Goal of the exercise – Gather all lines with the word "sampling" in them.

** START OF Dataset content **

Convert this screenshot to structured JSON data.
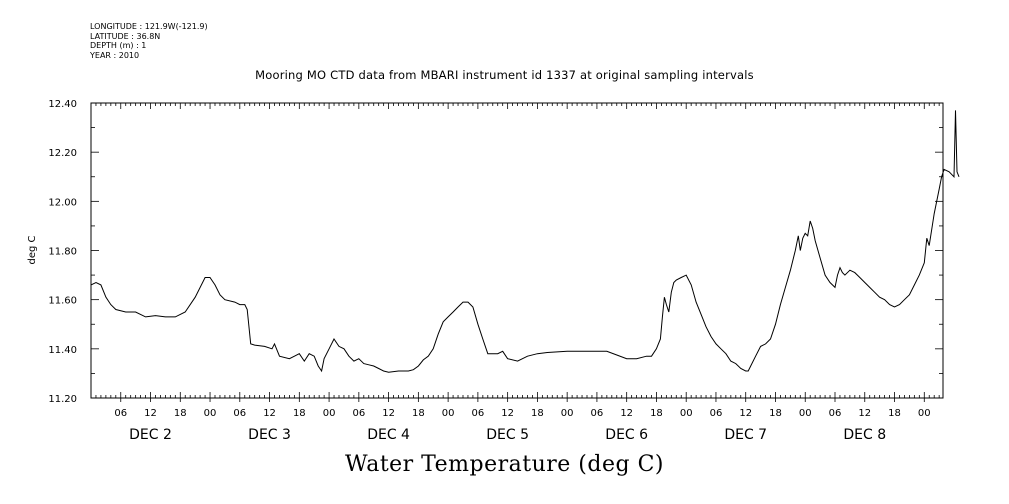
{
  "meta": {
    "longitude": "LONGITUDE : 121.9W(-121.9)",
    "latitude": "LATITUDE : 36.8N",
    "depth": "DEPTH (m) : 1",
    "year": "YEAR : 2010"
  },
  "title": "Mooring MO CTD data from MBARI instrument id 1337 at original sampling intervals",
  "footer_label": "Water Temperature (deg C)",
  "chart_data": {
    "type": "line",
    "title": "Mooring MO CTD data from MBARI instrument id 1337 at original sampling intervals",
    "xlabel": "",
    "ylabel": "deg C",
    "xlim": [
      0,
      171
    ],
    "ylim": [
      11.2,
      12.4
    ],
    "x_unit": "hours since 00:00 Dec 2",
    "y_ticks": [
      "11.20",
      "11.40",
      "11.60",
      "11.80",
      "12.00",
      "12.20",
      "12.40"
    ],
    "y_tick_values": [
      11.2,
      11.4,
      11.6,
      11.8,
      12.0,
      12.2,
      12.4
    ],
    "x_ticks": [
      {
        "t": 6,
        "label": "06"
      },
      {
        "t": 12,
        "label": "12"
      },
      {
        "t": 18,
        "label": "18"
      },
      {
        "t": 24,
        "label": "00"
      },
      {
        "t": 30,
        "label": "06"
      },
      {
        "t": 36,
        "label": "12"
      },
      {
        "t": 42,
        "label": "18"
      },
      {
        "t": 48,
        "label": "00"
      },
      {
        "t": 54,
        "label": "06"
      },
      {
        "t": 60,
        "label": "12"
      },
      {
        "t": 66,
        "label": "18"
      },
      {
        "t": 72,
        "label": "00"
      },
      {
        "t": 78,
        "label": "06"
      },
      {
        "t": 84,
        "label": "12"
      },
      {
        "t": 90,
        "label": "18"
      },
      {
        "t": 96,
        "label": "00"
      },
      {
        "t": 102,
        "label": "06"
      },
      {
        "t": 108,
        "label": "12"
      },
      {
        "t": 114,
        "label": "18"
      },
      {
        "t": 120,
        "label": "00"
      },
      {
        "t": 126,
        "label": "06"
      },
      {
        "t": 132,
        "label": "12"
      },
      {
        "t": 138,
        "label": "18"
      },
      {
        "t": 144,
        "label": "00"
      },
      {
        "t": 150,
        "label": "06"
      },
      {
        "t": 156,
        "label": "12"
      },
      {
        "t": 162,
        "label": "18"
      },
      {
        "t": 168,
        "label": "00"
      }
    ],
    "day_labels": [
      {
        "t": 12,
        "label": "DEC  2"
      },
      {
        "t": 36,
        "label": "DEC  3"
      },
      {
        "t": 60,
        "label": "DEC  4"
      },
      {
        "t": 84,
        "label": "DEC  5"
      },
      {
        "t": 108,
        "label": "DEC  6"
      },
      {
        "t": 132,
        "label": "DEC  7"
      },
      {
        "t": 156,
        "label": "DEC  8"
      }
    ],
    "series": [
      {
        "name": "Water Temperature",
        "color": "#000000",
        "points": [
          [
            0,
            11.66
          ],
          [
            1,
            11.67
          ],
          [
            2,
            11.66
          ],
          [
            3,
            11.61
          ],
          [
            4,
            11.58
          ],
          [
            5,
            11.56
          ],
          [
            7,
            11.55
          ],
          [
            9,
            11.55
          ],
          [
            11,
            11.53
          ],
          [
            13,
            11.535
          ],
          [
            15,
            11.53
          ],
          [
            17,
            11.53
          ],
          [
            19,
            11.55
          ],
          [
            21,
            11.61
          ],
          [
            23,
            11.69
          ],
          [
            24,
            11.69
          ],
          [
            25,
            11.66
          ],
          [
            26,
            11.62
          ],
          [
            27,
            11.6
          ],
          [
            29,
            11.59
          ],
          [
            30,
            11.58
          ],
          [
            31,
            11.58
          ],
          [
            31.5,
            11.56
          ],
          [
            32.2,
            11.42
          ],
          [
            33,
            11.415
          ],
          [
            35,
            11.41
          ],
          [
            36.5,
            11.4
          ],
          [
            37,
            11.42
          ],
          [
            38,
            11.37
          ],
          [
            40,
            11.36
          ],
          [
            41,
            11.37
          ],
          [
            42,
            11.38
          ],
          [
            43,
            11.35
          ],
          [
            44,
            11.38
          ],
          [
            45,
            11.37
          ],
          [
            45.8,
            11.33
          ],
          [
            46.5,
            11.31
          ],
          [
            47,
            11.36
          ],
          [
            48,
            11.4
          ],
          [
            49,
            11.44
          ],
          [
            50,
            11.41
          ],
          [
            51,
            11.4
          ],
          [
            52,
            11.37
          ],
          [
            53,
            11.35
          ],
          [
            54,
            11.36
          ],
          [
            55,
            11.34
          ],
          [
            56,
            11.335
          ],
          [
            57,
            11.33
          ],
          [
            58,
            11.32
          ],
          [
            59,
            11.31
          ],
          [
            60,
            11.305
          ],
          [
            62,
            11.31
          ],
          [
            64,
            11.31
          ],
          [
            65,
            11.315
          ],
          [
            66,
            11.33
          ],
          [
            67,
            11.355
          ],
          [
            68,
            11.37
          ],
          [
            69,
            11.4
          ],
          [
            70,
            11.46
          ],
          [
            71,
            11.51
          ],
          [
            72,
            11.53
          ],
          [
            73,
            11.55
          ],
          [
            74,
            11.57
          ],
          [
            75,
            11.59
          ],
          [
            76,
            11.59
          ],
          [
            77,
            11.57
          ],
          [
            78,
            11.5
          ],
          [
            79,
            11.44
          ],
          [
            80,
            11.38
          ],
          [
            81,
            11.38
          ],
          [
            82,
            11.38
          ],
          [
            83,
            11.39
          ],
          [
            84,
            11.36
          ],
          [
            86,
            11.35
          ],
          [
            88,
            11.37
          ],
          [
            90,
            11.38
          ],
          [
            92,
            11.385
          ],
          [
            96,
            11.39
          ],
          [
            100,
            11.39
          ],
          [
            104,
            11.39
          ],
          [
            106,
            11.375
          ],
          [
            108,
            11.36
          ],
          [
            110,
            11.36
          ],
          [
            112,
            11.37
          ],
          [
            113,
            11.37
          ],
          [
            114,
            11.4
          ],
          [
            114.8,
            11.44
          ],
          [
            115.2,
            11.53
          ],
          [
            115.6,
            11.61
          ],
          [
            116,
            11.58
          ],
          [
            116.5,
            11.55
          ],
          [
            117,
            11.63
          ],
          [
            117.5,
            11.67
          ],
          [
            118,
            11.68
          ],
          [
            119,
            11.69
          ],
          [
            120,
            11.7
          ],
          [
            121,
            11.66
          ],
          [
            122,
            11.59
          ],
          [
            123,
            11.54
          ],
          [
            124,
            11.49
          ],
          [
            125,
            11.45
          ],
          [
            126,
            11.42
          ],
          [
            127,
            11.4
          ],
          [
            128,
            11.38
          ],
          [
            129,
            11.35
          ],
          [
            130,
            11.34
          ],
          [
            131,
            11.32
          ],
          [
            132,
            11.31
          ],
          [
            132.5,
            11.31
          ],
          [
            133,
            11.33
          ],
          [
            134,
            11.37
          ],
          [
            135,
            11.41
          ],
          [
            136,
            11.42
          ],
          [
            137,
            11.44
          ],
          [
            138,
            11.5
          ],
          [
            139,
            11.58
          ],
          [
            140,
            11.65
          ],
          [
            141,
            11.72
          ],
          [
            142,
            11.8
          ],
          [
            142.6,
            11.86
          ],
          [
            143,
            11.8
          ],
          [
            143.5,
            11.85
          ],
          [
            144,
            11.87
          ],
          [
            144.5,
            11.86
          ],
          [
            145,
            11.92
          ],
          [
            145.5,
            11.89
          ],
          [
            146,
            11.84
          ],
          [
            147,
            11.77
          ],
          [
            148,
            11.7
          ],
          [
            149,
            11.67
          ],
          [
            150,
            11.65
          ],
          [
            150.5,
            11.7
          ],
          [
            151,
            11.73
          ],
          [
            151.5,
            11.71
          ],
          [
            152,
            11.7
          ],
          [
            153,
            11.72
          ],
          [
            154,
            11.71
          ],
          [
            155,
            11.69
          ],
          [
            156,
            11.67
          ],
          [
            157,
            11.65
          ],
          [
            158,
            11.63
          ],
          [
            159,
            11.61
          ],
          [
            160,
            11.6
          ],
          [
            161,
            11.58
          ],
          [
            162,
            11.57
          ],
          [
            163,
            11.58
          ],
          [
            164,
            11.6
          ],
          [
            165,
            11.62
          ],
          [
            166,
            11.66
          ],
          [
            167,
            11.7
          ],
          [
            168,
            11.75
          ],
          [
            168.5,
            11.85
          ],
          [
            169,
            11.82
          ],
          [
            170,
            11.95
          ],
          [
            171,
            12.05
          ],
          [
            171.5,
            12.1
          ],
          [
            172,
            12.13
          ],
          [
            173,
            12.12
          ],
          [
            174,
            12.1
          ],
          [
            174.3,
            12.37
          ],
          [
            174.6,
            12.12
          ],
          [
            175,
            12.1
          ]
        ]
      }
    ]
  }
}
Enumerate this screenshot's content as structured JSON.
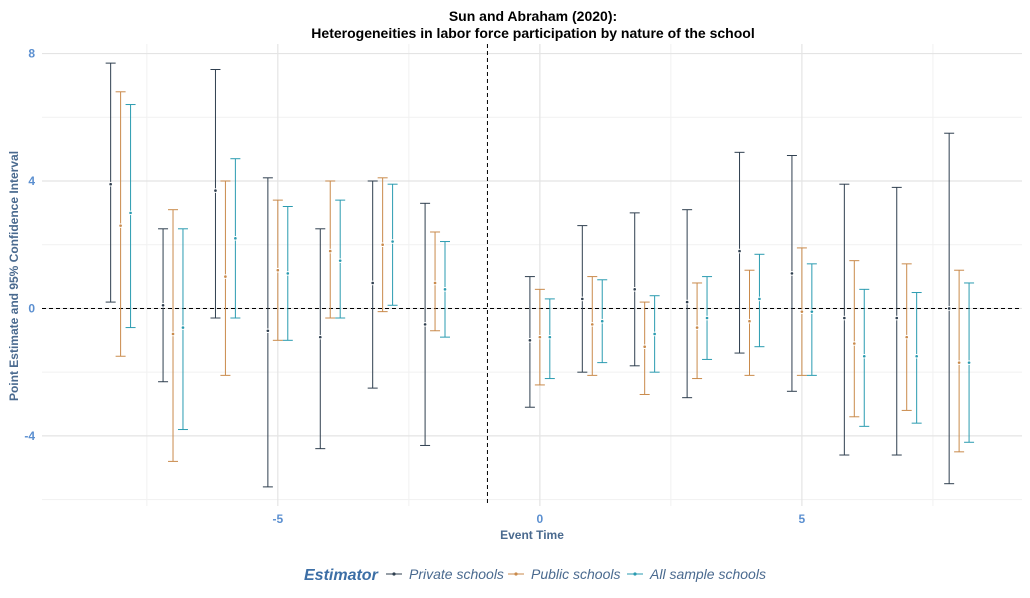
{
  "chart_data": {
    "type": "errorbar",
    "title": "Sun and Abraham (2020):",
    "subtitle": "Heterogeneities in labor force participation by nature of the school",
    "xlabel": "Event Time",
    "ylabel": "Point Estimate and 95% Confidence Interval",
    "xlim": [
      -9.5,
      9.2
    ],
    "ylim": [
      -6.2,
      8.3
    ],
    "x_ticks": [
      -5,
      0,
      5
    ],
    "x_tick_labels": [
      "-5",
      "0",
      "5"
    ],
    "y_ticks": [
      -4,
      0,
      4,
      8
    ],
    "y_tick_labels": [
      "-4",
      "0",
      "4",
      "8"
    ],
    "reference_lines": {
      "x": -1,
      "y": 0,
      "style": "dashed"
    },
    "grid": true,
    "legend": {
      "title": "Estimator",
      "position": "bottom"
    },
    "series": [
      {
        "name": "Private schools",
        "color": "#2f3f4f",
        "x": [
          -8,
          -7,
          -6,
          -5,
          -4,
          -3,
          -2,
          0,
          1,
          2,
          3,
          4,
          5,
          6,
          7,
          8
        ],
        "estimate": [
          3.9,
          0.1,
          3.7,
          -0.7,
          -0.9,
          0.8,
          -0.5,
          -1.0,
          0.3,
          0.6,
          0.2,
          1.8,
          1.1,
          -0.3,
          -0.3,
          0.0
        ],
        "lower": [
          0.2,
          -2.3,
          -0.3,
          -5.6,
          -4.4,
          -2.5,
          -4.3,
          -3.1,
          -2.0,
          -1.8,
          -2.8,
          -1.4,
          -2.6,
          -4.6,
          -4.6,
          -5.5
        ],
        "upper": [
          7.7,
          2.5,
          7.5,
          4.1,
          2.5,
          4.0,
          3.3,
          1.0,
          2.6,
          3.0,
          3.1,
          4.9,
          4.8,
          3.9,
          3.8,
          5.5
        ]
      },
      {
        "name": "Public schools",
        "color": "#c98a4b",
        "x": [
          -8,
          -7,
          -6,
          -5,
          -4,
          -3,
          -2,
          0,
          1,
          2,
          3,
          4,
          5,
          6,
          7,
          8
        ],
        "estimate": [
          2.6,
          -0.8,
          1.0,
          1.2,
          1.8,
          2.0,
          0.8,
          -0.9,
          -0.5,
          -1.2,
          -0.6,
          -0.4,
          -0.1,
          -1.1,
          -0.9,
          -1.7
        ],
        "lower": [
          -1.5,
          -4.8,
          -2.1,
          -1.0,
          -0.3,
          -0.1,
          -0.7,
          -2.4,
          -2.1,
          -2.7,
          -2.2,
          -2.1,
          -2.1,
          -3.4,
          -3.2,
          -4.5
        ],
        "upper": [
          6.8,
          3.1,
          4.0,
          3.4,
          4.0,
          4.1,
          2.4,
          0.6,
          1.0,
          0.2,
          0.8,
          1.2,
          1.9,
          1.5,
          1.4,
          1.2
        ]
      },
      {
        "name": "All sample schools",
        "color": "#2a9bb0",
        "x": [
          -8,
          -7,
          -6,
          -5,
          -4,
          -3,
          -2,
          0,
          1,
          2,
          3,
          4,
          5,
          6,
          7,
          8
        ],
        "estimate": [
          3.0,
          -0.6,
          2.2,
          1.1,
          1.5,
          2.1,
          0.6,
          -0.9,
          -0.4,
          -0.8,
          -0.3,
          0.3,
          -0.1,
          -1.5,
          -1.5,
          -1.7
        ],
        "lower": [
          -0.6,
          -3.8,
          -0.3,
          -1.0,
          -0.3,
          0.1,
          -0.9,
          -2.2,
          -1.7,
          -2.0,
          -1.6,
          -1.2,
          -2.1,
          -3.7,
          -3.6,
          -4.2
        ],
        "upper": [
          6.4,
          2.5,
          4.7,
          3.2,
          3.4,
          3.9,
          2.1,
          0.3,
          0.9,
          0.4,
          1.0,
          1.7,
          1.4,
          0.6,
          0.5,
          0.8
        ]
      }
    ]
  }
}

** END OF Dataset content **

Solution to the problem –
  "title": "Mooring MO CTD data from MBARI instrument id 1337 at original sampling intervals",
    "title": "Mooring MO CTD data from MBARI instrument id 1337 at original sampling intervals",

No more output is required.